| Görev 1 |
Listede "artwork-back-photo <box>0 0 600 800</box>" içeren satırdan "vignette <box>0 0 600 800</box>" içeren satıra kadar, iki uç satır da dahil, her şeyi "note-line" ifadesini "text-line" ile değiştirerek yeniden yaz; geri kalan hiçbir şeyi değiştirme.

══ Belge bölümü

- 768 Okunma
- 0 Yorum
- 0 Beğeni
seferberlik tetkik kurulu-özel harp dairesi-kozmik büro-bordo bereliler=gladio=kontr gerilla=?=türkiye panoroması.
seferberlik tetkik kurulu-özel harp dairesi-kozmik büro-bordo bereliler=gladio=kontr gerilla=?=türkiye panoroması.
türkiyenin 1952 de natoya girmesiyle natonun ve CİA nın emriyle bütün ayrupada kurulan ogünkü soğuk savaş döneminde sivil müdafanın yapılabilmesine olanak sağlayan kurum kuruluşlardı.
bir işgal yada iç savaşa yönelik gizli silahlı örgütlerin bir karargah çerçevesinde kurulduğu idi.
SSCB dağılınca bu kuruluşlar italyadaki gladio yapılanmasıyla tanıdığımız oluşumlara benziyordu ve neticede bütün avrupada tasviye edildi.
bizde ise özel harp dairesi ismini aldı.
ülkemizde ilk kez semih sancarın ecevitten istediği bir örtülü ödeneğin ne amaçla kullanılacağından sonra dillendirilmeye başlandı.
daha sonraları bu kuruluş özel harp dairesi özel kuvvetler komutanlığı ismi altında faaliyetlerine devam etti.
kozmik büro adı bir nato tanımıdır.
çok gizlinin ötesindeki tanımı ifade eder.
1970 lerde askeri birliklerin belgelerinin bir odada toplanıp arşivlenmeye başladığı biliniyor.
her askeri birliğin bir kozmik bürosunun kurulması bu yıllara denk gelir.
genellikle mühimmat ve iaşe bilgilerinin depolandığı büro olarak anılır.
bordo bereliler ise direkt olarak genel kurmay başkanlığına bağlı özel harp dairesinin yine özel yetiştirilmiş ast subay ve subaylarından oluşan gönünüllüler birliğidir.
tabi bu birlik tugay oluşumundan dahada kalabalıklaştırılarak kolordu seviyesine getirilmiştir.

════
══ Verilen bilgiler

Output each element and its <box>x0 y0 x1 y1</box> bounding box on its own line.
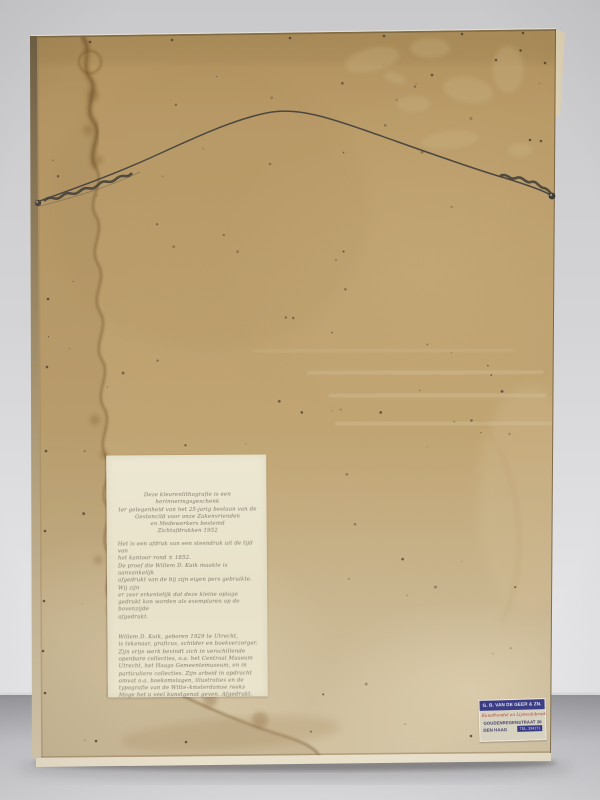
artwork-back-photo <box>0 0 600 800</box>
provenance-note: Deze kleurenlithografie is een herinneri… <box>106 454 268 697</box>
note-line: Moge het u veel kunstgenot geven. Afgedr… <box>119 692 262 700</box>
dealer-label-phone: TEL. 334171 <box>518 725 543 732</box>
dealer-label-subtitle: Kunsthandel en Lijstenfabriek <box>482 711 543 718</box>
dealer-label-street: GOUDENREGENSTRAAT 36 <box>482 719 543 726</box>
note-text: Deze kleurenlithografie is een herinneri… <box>114 491 261 700</box>
note-line: De proef die Willem D. Kuik maakte is aa… <box>118 562 261 578</box>
dealer-label-name: G. B. VAN DE GEER & ZN. <box>479 699 544 711</box>
note-line: afgedrukt van de bij zijn eigen pers geb… <box>118 577 261 593</box>
note-line: Zichtafdrukken 1952 <box>115 528 261 536</box>
photo-scene: Deze kleurenlithografie is een herinneri… <box>0 0 600 800</box>
note-line: afgedrukt. <box>118 613 261 621</box>
vignette <box>0 0 600 800</box>
note-line: Deze kleurenlithografie is een herinneri… <box>114 491 260 507</box>
note-line: Het is een afdruk van een steendruk uit … <box>118 540 261 556</box>
note-line: gedrukt kon worden als exemplaren op de … <box>118 599 261 615</box>
dealer-label: G. B. VAN DE GEER & ZN. Kunsthandel en L… <box>478 698 546 742</box>
dealer-label-city: DEN HAAG <box>483 727 507 733</box>
dealer-label-body: Kunsthandel en Lijstenfabriek GOUDENREGE… <box>480 709 546 733</box>
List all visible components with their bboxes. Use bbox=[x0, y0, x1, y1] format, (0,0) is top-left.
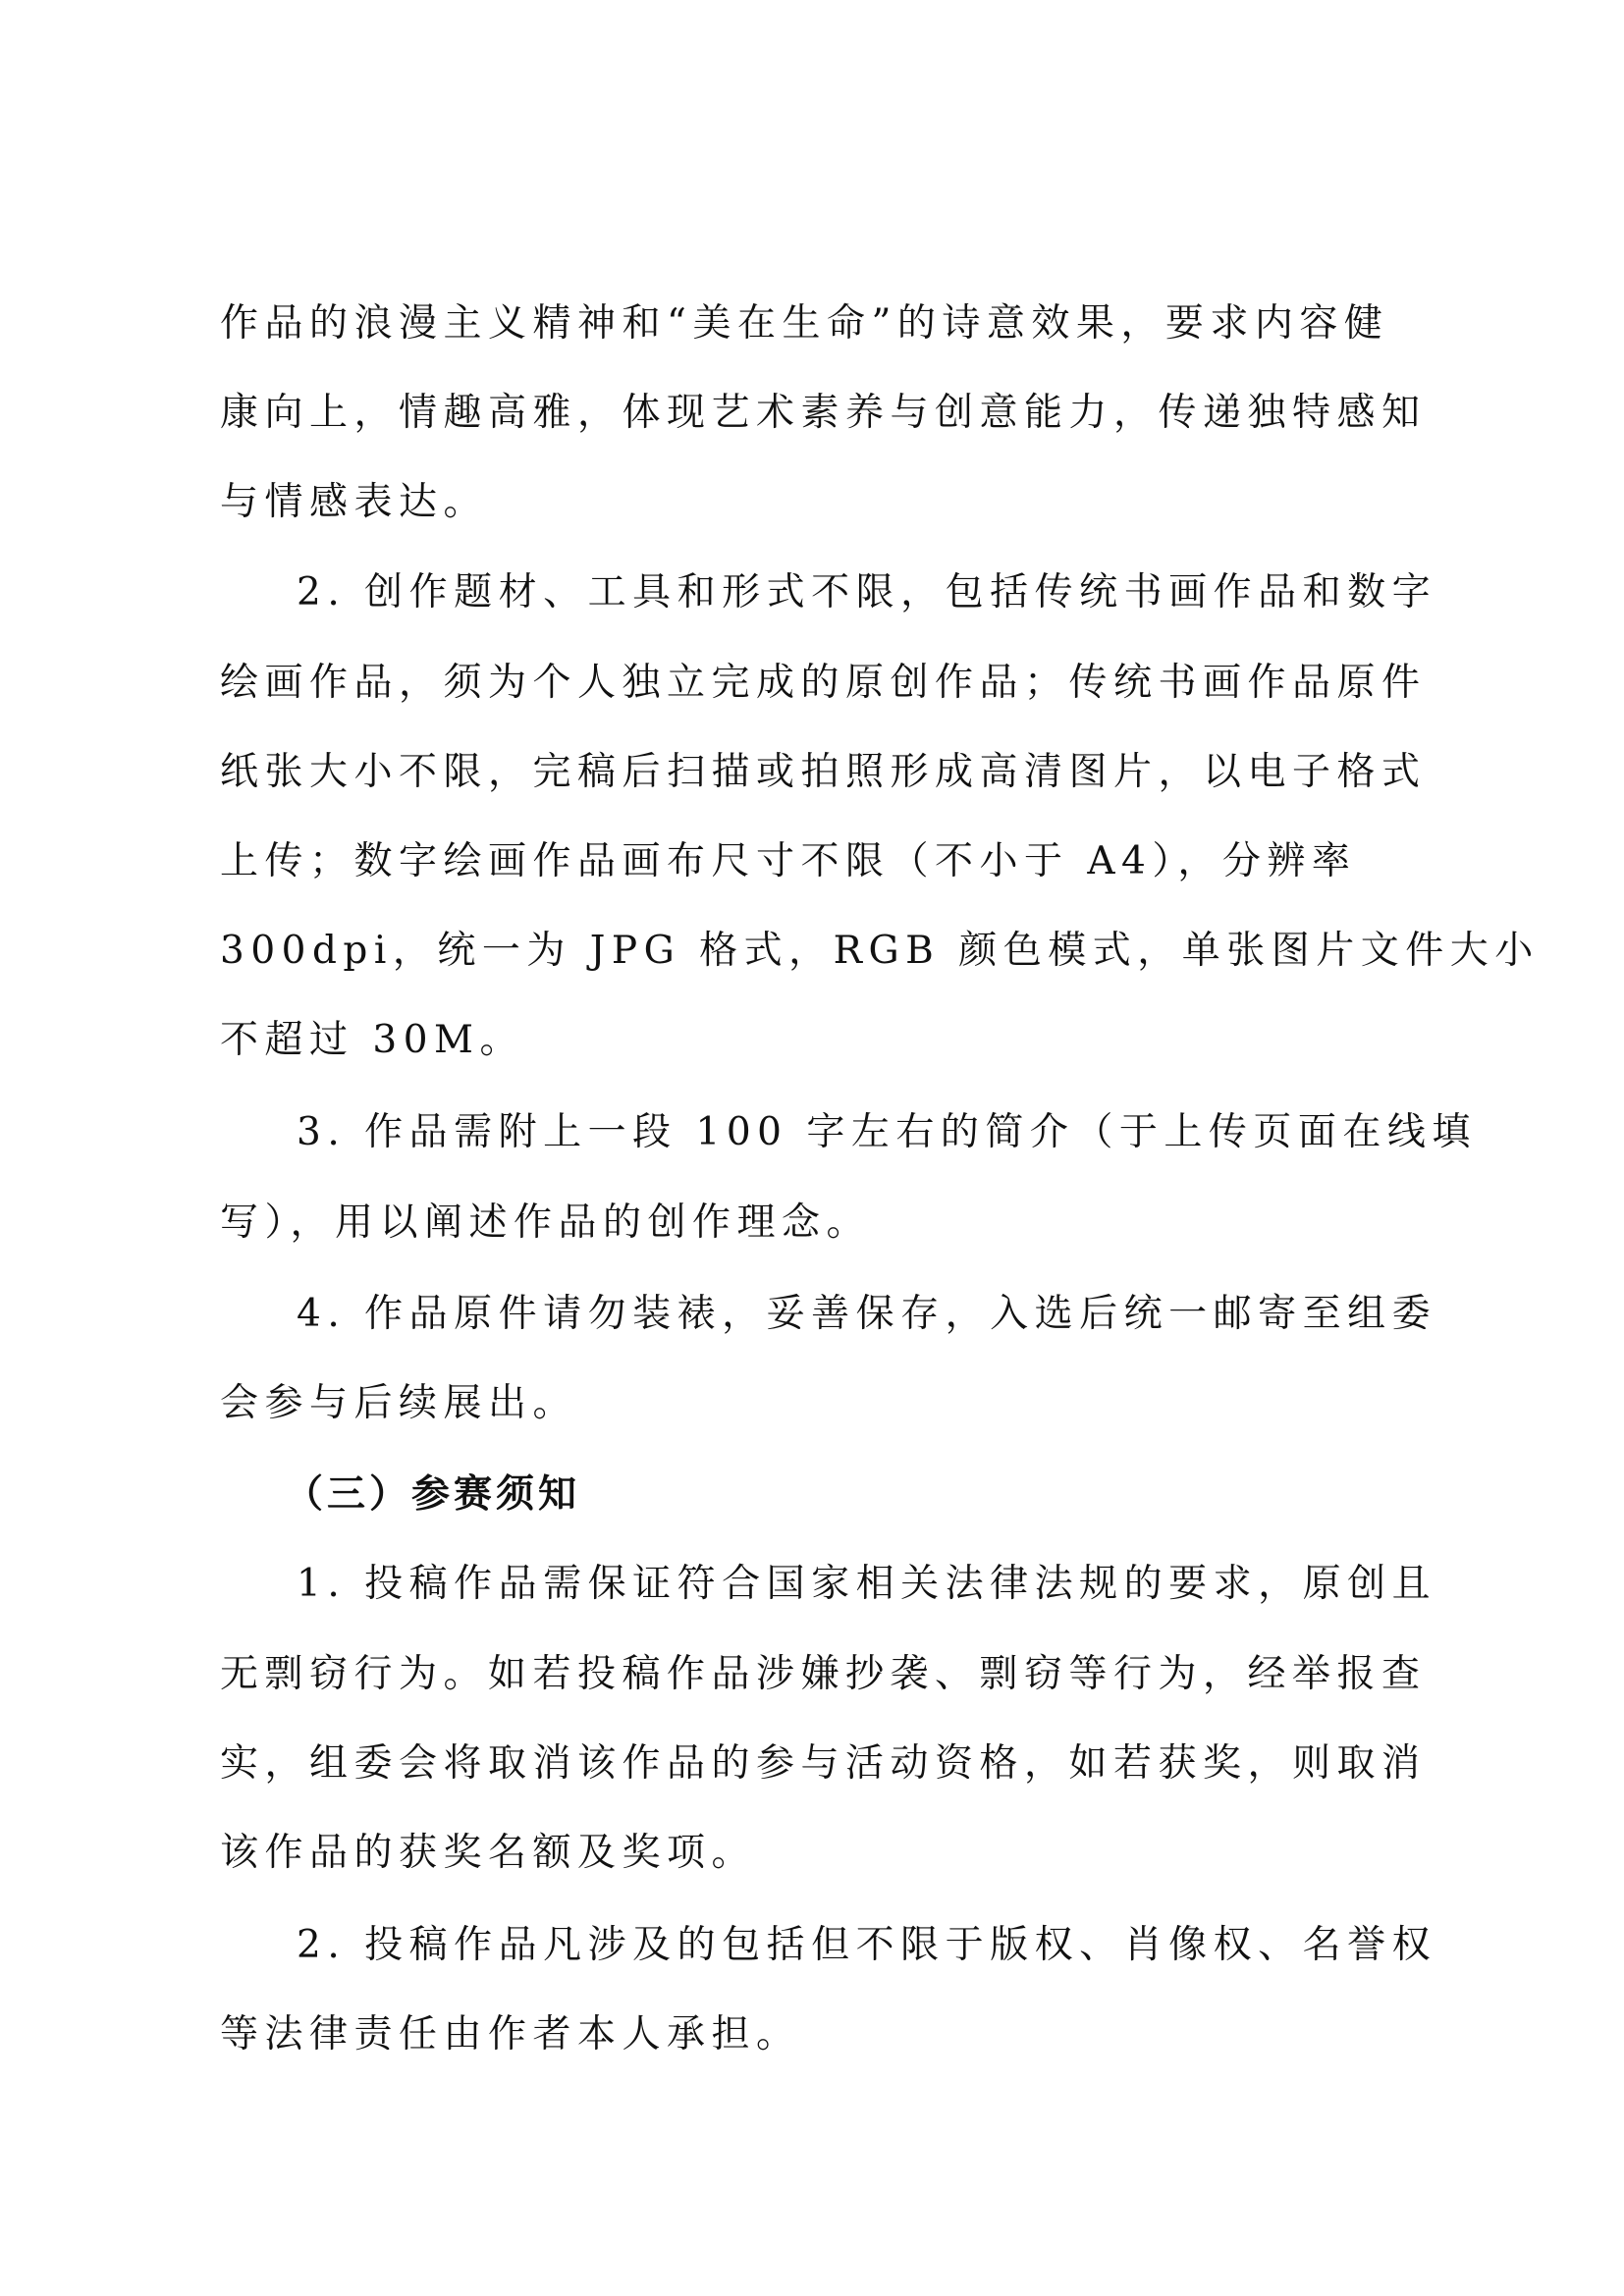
paragraph-line: 纸张大小不限，完稿后扫描或拍照形成高清图片，以电子格式 bbox=[220, 743, 1408, 802]
paragraph-line: 康向上，情趣高雅，体现艺术素养与创意能力，传递独特感知 bbox=[220, 384, 1408, 443]
paragraph-line: 实，组委会将取消该作品的参与活动资格，如若获奖，则取消 bbox=[220, 1735, 1408, 1793]
paragraph-line: 作品的浪漫主义精神和“美在生命”的诗意效果，要求内容健 bbox=[220, 294, 1408, 353]
paragraph-line: 300dpi，统一为 JPG 格式，RGB 颜色模式，单张图片文件大小 bbox=[220, 922, 1408, 981]
paragraph-line: 不超过 30M。 bbox=[220, 1011, 1408, 1070]
paragraph-line: 会参与后续展出。 bbox=[220, 1374, 1408, 1433]
paragraph-line: 2. 投稿作品凡涉及的包括但不限于版权、肖像权、名誉权 bbox=[297, 1916, 1485, 1975]
paragraph-line: 1. 投稿作品需保证符合国家相关法律法规的要求，原创且 bbox=[297, 1555, 1485, 1614]
paragraph-line: 与情感表达。 bbox=[220, 473, 1408, 532]
document-page: 作品的浪漫主义精神和“美在生命”的诗意效果，要求内容健 康向上，情趣高雅，体现艺… bbox=[0, 0, 1624, 2296]
paragraph-line: 该作品的获奖名额及奖项。 bbox=[220, 1824, 1408, 1883]
paragraph-line: 3. 作品需附上一段 100 字左右的简介（于上传页面在线填 bbox=[297, 1103, 1485, 1162]
section-heading: （三）参赛须知 bbox=[285, 1465, 1473, 1523]
paragraph-line: 4. 作品原件请勿装裱，妥善保存，入选后统一邮寄至组委 bbox=[297, 1285, 1485, 1344]
paragraph-line: 2. 创作题材、工具和形式不限，包括传统书画作品和数字 bbox=[297, 563, 1485, 622]
paragraph-line: 上传；数字绘画作品画布尺寸不限（不小于 A4），分辨率 bbox=[220, 832, 1408, 891]
paragraph-line: 写），用以阐述作品的创作理念。 bbox=[220, 1194, 1408, 1253]
paragraph-line: 等法律责任由作者本人承担。 bbox=[220, 2005, 1408, 2064]
paragraph-line: 绘画作品，须为个人独立完成的原创作品；传统书画作品原件 bbox=[220, 654, 1408, 713]
paragraph-line: 无剽窃行为。如若投稿作品涉嫌抄袭、剽窃等行为，经举报查 bbox=[220, 1645, 1408, 1704]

════

| Görev 2 |
Belge bölümüne göre kozmik büro adı neyin tanımıdır?

| Çözüm 1 |
artwork-back-photo <box>0 0 600 800</box>
provenance-note: Deze kleurenlithografie is een herinneri… <box>106 454 268 697</box>
text-line: Moge het u veel kunstgenot geven. Afgedr… <box>119 692 262 700</box>
dealer-label-phone: TEL. 334171 <box>518 725 543 732</box>
dealer-label-subtitle: Kunsthandel en Lijstenfabriek <box>482 711 543 718</box>
dealer-label-street: GOUDENREGENSTRAAT 36 <box>482 719 543 726</box>
note-text: Deze kleurenlithografie is een herinneri… <box>114 491 261 700</box>
text-line: De proef die Willem D. Kuik maakte is aa… <box>118 562 261 578</box>
dealer-label-name: G. B. VAN DE GEER & ZN. <box>479 699 544 711</box>
text-line: afgedrukt van de bij zijn eigen pers geb… <box>118 577 261 593</box>
text-line: Zichtafdrukken 1952 <box>115 528 261 536</box>
photo-scene: Deze kleurenlithografie is een herinneri… <box>0 0 600 800</box>
text-line: afgedrukt. <box>118 613 261 621</box>
vignette <box>0 0 600 800</box>

| Çözüm 2 |
Bir NATO tanımıdır.